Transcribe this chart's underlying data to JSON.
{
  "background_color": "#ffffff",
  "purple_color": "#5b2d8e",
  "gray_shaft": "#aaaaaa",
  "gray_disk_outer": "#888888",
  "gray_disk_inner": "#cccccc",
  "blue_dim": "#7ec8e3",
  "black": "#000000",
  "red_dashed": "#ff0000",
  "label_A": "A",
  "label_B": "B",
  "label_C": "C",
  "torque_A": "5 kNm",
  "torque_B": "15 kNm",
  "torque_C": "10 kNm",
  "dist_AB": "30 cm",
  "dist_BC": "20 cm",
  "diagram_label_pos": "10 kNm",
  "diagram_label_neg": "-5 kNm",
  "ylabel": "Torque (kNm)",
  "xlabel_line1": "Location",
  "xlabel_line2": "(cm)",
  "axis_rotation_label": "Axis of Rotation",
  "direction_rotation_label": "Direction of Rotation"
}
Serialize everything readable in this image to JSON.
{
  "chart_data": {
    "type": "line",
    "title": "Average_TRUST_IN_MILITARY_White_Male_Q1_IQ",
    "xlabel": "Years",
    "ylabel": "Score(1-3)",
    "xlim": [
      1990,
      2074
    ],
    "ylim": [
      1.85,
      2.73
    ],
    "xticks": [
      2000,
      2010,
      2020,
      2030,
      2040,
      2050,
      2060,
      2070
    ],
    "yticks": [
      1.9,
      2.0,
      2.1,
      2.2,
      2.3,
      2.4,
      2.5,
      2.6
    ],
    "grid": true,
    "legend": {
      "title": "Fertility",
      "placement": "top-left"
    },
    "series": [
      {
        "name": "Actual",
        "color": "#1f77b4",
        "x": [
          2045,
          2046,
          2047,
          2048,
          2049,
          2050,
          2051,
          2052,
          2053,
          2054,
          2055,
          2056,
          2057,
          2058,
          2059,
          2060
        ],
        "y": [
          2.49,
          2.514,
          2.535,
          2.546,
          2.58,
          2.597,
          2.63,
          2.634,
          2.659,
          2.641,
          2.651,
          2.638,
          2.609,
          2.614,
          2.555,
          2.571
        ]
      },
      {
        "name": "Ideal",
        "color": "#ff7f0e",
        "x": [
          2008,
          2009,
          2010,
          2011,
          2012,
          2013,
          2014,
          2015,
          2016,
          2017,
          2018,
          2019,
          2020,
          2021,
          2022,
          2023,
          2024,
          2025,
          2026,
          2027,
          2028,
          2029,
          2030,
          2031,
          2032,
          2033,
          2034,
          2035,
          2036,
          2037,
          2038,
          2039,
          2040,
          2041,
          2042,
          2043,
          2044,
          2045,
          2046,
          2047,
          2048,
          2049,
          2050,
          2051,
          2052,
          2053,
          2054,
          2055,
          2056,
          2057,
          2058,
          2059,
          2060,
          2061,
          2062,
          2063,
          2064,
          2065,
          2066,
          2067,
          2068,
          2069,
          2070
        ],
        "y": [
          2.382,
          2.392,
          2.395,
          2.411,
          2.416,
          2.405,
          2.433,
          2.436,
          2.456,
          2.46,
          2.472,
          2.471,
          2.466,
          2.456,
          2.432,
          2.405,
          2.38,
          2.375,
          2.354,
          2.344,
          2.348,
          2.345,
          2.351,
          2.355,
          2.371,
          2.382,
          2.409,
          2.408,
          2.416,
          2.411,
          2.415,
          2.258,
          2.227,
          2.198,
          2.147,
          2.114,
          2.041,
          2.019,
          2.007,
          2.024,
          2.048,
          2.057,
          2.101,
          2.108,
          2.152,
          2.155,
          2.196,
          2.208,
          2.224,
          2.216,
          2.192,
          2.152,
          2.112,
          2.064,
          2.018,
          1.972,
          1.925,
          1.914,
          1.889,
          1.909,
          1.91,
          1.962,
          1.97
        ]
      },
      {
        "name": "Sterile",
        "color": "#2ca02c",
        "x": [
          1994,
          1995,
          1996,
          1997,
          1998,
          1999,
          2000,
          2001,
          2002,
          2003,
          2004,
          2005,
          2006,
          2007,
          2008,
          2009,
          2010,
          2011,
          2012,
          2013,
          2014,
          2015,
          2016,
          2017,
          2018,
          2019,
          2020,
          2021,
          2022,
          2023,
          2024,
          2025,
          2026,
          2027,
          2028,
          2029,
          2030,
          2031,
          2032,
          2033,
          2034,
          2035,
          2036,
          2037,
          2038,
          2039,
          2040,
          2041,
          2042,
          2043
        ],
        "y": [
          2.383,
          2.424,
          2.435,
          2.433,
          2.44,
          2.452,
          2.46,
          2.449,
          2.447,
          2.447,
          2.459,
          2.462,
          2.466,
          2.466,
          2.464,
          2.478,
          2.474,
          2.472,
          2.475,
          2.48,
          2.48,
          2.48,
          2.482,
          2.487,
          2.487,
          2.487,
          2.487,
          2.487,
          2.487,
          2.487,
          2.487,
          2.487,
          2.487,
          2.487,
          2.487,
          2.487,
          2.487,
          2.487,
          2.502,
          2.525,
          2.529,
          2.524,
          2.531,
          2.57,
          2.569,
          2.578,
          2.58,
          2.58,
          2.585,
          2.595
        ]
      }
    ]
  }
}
* * *
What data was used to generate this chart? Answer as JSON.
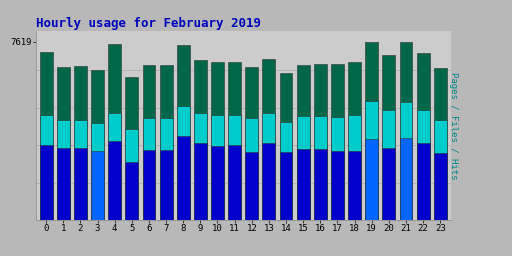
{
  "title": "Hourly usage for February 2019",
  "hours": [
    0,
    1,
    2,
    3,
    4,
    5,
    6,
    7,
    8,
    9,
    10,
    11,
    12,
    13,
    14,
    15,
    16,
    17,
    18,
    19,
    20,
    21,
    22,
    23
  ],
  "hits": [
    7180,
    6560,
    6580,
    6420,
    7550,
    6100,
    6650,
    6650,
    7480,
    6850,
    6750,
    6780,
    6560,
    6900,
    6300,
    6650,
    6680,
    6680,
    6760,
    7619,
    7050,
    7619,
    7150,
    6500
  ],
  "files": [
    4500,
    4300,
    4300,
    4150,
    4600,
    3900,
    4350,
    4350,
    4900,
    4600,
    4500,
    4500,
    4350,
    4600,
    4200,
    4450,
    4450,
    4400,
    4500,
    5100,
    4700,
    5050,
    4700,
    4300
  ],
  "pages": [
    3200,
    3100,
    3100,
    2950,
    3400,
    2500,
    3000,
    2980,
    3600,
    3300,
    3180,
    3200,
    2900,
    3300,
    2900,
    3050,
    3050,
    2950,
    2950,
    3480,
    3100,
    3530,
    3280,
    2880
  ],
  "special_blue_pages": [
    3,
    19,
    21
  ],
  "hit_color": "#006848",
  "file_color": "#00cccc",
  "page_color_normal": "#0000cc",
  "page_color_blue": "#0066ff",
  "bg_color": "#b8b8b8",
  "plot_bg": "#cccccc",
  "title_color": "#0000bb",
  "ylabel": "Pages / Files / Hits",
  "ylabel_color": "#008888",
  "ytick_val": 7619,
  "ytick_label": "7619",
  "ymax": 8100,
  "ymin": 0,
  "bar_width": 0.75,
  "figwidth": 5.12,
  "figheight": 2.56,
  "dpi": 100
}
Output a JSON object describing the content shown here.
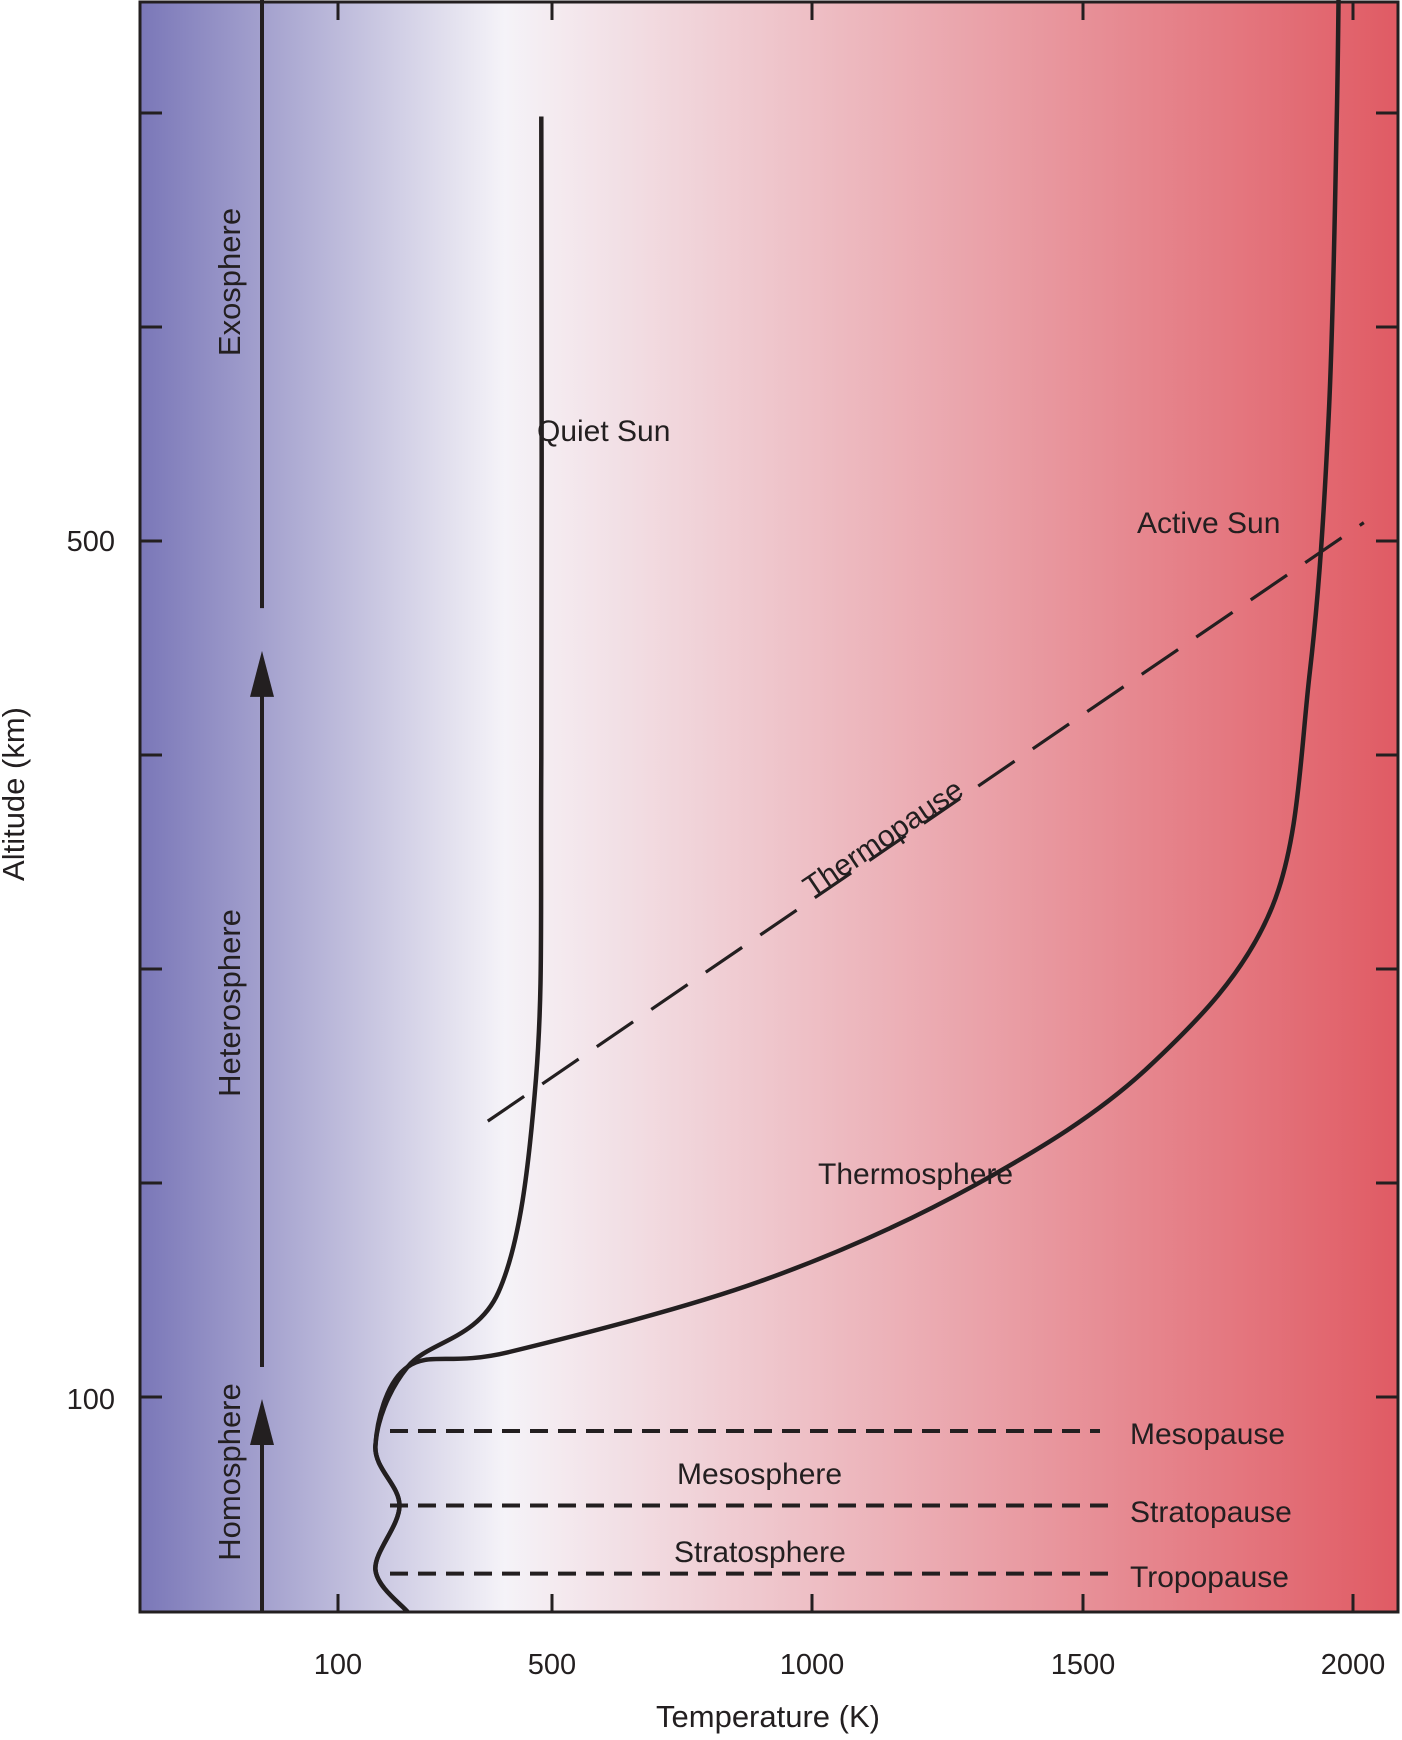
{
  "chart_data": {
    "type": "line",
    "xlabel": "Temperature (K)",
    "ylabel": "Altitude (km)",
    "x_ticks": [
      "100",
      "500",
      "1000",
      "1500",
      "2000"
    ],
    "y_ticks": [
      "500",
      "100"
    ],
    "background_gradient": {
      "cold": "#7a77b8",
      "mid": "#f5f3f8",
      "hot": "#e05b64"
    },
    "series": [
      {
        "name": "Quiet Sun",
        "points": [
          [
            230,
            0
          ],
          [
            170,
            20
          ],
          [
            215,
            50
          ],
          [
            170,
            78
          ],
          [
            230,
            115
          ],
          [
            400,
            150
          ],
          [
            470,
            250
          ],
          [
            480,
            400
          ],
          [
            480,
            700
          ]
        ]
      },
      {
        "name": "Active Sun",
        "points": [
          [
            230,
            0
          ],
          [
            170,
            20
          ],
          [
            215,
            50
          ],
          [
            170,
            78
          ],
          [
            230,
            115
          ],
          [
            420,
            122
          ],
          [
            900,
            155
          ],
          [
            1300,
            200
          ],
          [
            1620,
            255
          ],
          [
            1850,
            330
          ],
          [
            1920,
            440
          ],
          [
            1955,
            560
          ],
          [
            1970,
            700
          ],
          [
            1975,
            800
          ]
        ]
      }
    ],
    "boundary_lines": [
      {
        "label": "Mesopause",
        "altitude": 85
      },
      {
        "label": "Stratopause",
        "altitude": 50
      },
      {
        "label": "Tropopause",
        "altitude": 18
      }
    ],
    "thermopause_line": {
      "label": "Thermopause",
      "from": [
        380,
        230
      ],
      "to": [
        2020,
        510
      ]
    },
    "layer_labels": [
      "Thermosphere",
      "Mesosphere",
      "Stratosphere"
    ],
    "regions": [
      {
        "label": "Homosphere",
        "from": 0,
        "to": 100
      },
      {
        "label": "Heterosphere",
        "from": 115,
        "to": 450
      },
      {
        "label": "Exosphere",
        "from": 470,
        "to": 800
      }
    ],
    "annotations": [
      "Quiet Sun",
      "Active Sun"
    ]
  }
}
--
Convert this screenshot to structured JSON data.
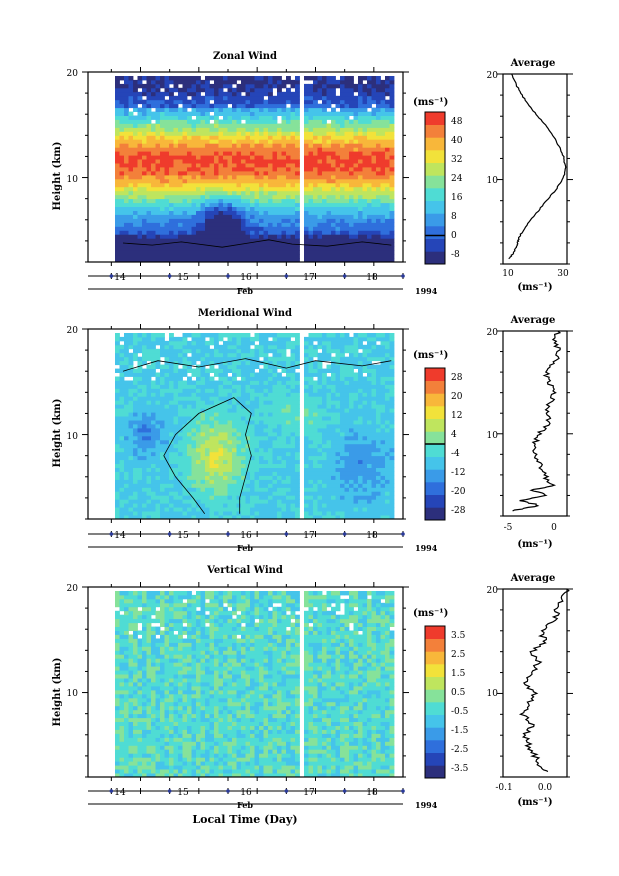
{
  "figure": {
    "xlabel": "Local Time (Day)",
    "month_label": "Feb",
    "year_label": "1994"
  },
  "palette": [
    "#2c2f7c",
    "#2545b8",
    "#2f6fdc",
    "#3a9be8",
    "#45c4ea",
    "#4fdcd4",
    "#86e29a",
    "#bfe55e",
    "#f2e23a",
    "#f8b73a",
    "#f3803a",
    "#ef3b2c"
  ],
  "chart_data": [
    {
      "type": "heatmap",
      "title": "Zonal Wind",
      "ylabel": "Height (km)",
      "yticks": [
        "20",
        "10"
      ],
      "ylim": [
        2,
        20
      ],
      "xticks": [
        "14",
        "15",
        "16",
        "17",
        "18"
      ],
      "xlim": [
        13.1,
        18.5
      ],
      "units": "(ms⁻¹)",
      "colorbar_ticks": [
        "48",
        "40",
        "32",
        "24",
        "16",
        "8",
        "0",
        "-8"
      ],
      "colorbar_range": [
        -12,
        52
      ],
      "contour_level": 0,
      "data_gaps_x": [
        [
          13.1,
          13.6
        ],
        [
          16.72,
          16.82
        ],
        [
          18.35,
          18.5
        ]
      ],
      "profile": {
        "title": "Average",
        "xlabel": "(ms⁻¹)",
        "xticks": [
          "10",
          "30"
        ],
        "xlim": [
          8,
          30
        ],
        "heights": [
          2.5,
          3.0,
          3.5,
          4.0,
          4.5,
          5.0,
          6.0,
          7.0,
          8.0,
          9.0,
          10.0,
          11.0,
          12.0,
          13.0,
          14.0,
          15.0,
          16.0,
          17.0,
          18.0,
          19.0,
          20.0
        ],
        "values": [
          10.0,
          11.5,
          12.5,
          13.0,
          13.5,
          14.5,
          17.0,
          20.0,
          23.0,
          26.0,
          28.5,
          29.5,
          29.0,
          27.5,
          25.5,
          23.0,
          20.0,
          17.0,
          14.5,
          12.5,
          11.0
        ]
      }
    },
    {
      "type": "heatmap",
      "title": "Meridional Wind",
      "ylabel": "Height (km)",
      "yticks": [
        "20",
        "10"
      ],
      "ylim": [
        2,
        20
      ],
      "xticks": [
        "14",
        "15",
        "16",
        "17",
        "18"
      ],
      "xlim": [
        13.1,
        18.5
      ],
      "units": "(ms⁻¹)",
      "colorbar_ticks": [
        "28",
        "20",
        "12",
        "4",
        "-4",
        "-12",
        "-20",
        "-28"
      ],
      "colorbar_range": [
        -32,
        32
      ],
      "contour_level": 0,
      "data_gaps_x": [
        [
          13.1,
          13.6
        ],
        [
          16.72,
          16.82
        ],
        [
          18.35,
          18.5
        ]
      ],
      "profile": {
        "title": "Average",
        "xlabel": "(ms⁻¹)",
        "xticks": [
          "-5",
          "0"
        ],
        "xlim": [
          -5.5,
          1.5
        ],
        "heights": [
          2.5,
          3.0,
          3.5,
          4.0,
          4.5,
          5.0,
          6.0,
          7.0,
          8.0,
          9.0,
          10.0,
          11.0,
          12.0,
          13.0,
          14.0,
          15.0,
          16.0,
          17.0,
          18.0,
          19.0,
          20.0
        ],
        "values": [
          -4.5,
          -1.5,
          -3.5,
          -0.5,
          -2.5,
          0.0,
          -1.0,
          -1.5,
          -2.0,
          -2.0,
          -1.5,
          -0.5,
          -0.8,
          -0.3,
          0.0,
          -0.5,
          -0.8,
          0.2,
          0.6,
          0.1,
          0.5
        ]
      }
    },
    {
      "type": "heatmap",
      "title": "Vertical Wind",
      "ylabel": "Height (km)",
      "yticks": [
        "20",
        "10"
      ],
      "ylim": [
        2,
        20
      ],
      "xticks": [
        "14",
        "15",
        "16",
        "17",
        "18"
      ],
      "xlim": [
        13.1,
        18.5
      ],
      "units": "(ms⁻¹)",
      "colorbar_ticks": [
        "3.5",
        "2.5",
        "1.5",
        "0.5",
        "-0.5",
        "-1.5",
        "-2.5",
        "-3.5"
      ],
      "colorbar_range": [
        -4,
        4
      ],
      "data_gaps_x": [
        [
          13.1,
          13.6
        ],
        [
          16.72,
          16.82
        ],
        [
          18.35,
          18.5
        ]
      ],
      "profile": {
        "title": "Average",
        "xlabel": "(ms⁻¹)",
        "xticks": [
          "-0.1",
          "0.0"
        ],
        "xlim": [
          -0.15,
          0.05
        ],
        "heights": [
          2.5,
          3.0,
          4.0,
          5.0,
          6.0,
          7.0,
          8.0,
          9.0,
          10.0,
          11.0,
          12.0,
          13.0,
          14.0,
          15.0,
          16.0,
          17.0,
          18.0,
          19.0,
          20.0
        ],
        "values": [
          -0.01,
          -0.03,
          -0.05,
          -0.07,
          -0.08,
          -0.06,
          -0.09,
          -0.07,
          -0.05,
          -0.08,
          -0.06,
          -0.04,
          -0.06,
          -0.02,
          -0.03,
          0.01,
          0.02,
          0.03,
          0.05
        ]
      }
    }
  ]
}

- **Problem**: Filter the entries and copy out every line with the word "name".

- **The output**:
        "name": "Actual",
        "name": "Ideal",
        "name": "Sterile",
        "name": "Quiet Sun",
        "name": "Active Sun",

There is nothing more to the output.